##### DATA SHOWN #####

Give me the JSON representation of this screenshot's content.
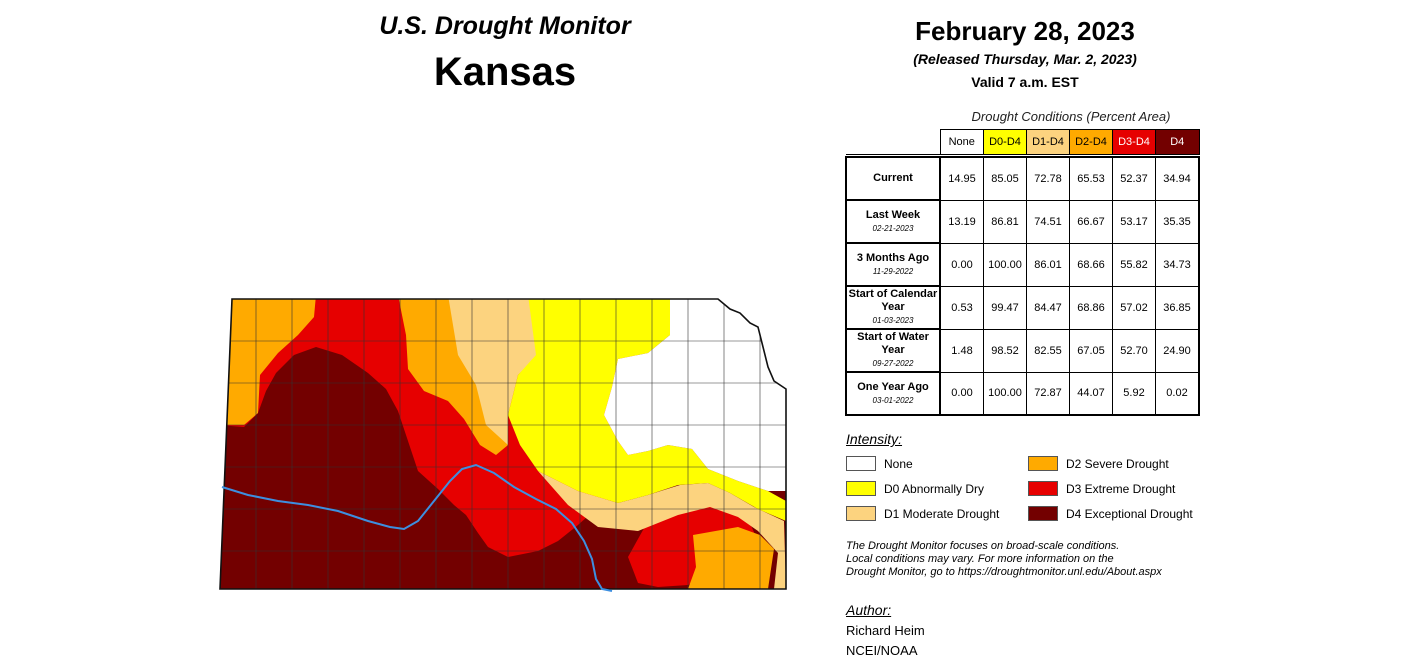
{
  "header": {
    "title": "U.S. Drought Monitor",
    "state": "Kansas",
    "date": "February 28, 2023",
    "released": "(Released Thursday, Mar. 2, 2023)",
    "valid": "Valid 7 a.m. EST"
  },
  "table": {
    "title": "Drought Conditions (Percent Area)",
    "columns": [
      {
        "label": "None",
        "color": "#ffffff"
      },
      {
        "label": "D0-D4",
        "color": "#ffff00"
      },
      {
        "label": "D1-D4",
        "color": "#fcd37f"
      },
      {
        "label": "D2-D4",
        "color": "#ffaa00"
      },
      {
        "label": "D3-D4",
        "color": "#e60000",
        "text_color": "#ffffff"
      },
      {
        "label": "D4",
        "color": "#730000",
        "text_color": "#ffffff"
      }
    ],
    "rows": [
      {
        "label": "Current",
        "sub": "",
        "values": [
          "14.95",
          "85.05",
          "72.78",
          "65.53",
          "52.37",
          "34.94"
        ]
      },
      {
        "label": "Last Week",
        "sub": "02-21-2023",
        "values": [
          "13.19",
          "86.81",
          "74.51",
          "66.67",
          "53.17",
          "35.35"
        ]
      },
      {
        "label": "3 Months Ago",
        "sub": "11-29-2022",
        "values": [
          "0.00",
          "100.00",
          "86.01",
          "68.66",
          "55.82",
          "34.73"
        ]
      },
      {
        "label": "Start of Calendar Year",
        "sub": "01-03-2023",
        "values": [
          "0.53",
          "99.47",
          "84.47",
          "68.86",
          "57.02",
          "36.85"
        ]
      },
      {
        "label": "Start of Water Year",
        "sub": "09-27-2022",
        "values": [
          "1.48",
          "98.52",
          "82.55",
          "67.05",
          "52.70",
          "24.90"
        ]
      },
      {
        "label": "One Year Ago",
        "sub": "03-01-2022",
        "values": [
          "0.00",
          "100.00",
          "72.87",
          "44.07",
          "5.92",
          "0.02"
        ]
      }
    ]
  },
  "legend": {
    "title": "Intensity:",
    "items": [
      {
        "label": "None",
        "color": "#ffffff"
      },
      {
        "label": "D0 Abnormally Dry",
        "color": "#ffff00"
      },
      {
        "label": "D1 Moderate Drought",
        "color": "#fcd37f"
      },
      {
        "label": "D2 Severe Drought",
        "color": "#ffaa00"
      },
      {
        "label": "D3 Extreme Drought",
        "color": "#e60000"
      },
      {
        "label": "D4 Exceptional Drought",
        "color": "#730000"
      }
    ]
  },
  "note": {
    "line1": "The Drought Monitor focuses on broad-scale conditions.",
    "line2": "Local conditions may vary. For more information on the",
    "line3": "Drought Monitor, go to https://droughtmonitor.unl.edu/About.aspx"
  },
  "author": {
    "title": "Author:",
    "name": "Richard Heim",
    "org": "NCEI/NOAA"
  },
  "map_colors": {
    "none": "#ffffff",
    "d0": "#ffff00",
    "d1": "#fcd37f",
    "d2": "#ffaa00",
    "d3": "#e60000",
    "d4": "#730000",
    "river": "#3d8fe0"
  }
}
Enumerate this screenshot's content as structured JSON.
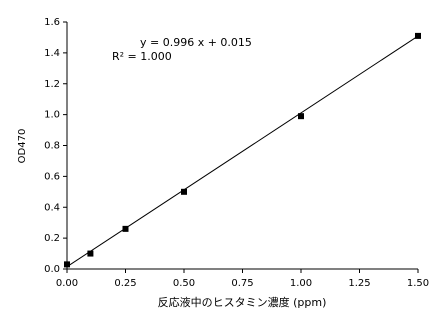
{
  "chart_data": {
    "type": "scatter",
    "x_label": "反応液中のヒスタミン濃度 (ppm)",
    "y_label": "OD470",
    "annotations": [
      "y = 0.996 x + 0.015",
      "R² = 1.000"
    ],
    "x": [
      0,
      0.1,
      0.25,
      0.5,
      1.0,
      1.5
    ],
    "values": [
      0.03,
      0.1,
      0.26,
      0.5,
      0.99,
      1.51
    ],
    "color": "#000000",
    "trendline": {
      "slope": 0.996,
      "intercept": 0.015
    },
    "xlim": [
      0,
      1.5
    ],
    "xticks": [
      {
        "value": 0,
        "label": "0.00"
      },
      0.25,
      {
        "value": 0.5,
        "label": "0.50"
      },
      0.75,
      {
        "value": 1,
        "label": "1.00"
      },
      1.25,
      {
        "value": 1.5,
        "label": "1.50"
      }
    ],
    "ylim": [
      0,
      1.6
    ],
    "yticks": [
      {
        "value": 0,
        "label": "0.0"
      },
      0.2,
      0.4,
      0.6,
      0.8,
      {
        "value": 1,
        "label": "1.0"
      },
      1.2,
      1.4,
      1.6
    ],
    "grid": false
  }
}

#####

* [WORK TO BE COMPLETED] Answer with one number: how many lines of the entries above include the word "this".

* [REPLY] 2